**Data entries**
══════════
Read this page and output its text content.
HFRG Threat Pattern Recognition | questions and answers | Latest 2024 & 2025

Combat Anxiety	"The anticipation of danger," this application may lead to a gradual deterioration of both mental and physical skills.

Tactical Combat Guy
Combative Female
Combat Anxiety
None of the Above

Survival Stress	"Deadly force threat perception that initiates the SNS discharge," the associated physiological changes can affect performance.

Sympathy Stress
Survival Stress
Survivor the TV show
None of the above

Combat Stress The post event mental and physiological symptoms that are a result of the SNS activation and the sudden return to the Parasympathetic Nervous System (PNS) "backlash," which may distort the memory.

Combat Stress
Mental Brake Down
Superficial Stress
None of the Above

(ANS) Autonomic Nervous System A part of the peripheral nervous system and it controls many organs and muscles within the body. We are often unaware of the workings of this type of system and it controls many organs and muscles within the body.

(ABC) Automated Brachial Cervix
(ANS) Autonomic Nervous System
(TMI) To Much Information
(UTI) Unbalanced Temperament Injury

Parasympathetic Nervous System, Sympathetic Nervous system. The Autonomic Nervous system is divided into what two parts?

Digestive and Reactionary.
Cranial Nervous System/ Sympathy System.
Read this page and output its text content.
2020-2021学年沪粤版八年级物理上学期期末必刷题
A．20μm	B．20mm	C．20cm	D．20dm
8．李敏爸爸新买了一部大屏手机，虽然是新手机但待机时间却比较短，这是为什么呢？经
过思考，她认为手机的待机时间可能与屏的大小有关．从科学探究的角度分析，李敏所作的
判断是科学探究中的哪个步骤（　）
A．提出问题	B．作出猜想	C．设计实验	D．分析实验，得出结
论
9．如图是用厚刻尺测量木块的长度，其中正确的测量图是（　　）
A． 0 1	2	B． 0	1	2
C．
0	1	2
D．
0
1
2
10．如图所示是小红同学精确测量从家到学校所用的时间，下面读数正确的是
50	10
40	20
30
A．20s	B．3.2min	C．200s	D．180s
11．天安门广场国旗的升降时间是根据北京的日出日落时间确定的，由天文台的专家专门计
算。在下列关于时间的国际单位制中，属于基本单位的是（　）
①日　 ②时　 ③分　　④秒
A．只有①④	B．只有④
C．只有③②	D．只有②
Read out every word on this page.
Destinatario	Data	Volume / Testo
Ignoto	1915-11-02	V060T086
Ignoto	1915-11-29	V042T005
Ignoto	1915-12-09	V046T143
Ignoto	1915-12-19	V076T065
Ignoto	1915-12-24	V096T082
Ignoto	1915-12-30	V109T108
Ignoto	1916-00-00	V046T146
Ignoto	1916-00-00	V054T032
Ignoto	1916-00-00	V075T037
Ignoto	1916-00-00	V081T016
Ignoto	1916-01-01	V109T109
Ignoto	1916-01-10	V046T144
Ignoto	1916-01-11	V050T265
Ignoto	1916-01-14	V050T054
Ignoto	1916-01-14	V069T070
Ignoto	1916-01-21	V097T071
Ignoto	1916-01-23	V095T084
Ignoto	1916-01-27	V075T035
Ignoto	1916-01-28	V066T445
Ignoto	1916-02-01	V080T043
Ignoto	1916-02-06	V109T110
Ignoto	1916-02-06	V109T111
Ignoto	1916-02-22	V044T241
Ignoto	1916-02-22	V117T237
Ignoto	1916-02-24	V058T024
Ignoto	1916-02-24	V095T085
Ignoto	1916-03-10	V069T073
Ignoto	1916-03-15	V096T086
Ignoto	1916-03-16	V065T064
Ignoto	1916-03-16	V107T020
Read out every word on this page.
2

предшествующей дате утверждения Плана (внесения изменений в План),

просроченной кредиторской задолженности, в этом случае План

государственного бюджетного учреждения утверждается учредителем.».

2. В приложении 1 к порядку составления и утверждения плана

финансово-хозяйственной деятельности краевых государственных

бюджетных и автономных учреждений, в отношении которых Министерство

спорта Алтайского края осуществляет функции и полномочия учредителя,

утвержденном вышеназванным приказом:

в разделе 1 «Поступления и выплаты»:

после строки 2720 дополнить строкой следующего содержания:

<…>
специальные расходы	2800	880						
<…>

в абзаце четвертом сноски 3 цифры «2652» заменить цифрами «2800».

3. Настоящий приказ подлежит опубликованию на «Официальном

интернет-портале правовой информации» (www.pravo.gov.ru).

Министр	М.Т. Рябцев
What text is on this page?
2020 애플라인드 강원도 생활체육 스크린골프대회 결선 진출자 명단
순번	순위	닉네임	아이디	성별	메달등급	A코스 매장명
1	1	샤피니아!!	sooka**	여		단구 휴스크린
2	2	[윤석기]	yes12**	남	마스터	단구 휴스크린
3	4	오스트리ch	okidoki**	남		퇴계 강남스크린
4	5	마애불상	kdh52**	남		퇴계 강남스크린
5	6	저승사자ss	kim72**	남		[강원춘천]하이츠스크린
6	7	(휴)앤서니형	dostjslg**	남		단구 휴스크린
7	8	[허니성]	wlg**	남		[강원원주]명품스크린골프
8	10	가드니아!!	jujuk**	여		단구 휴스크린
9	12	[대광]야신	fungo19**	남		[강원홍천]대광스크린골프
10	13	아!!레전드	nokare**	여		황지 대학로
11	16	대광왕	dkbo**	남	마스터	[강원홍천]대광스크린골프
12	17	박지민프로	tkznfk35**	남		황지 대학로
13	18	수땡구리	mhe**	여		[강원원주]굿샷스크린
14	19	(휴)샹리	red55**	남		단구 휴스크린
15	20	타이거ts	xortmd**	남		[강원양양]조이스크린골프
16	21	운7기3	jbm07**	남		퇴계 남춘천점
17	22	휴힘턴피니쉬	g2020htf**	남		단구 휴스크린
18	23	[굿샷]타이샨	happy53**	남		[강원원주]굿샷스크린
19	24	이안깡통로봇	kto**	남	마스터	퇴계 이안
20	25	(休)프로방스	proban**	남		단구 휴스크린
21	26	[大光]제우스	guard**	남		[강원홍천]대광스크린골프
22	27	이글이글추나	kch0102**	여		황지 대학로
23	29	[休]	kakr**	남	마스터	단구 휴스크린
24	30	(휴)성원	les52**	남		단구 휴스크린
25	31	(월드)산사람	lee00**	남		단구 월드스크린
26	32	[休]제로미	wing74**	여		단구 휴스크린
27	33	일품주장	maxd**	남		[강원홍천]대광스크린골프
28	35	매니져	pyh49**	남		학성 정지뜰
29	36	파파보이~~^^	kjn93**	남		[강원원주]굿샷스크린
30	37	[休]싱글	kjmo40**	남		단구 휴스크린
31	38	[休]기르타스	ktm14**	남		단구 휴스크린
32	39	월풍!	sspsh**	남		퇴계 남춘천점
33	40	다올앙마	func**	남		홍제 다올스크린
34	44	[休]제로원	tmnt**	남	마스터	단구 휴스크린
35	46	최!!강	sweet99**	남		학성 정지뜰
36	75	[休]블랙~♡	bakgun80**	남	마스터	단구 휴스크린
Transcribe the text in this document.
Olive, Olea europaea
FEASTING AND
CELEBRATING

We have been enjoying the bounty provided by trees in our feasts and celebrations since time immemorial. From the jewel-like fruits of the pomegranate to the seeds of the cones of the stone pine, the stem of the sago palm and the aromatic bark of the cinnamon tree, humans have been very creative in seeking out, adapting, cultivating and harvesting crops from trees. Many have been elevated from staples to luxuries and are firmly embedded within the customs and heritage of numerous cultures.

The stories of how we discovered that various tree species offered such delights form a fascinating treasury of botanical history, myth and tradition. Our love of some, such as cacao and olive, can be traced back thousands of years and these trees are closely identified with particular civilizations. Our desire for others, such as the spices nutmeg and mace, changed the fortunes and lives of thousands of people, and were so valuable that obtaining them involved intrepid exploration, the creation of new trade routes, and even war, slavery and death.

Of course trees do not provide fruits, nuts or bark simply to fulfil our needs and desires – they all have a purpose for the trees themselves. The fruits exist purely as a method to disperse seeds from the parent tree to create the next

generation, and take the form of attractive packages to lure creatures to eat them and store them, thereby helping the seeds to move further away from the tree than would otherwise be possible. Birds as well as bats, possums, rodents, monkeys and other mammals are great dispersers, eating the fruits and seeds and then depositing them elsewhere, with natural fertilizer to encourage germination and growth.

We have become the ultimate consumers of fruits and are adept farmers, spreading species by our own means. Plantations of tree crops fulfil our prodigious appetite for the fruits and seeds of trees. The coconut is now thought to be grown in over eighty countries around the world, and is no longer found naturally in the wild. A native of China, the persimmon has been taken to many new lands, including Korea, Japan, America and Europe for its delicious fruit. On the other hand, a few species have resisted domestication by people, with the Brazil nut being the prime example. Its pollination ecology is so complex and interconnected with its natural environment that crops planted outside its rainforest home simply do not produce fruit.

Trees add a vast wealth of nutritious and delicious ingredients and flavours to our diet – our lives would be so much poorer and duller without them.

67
══════════
Your task is to gather all lines from the entries above that hold the word "대광스크린골프".

**Result for this exercise**
9	12	[대광]야신	fungo19**	남		[강원홍천]대광스크린골프
11	16	대광왕	dkbo**	남	마스터	[강원홍천]대광스크린골프
21	26	[大光]제우스	guard**	남		[강원홍천]대광스크린골프
27	33	일품주장	maxd**	남		[강원홍천]대광스크린골프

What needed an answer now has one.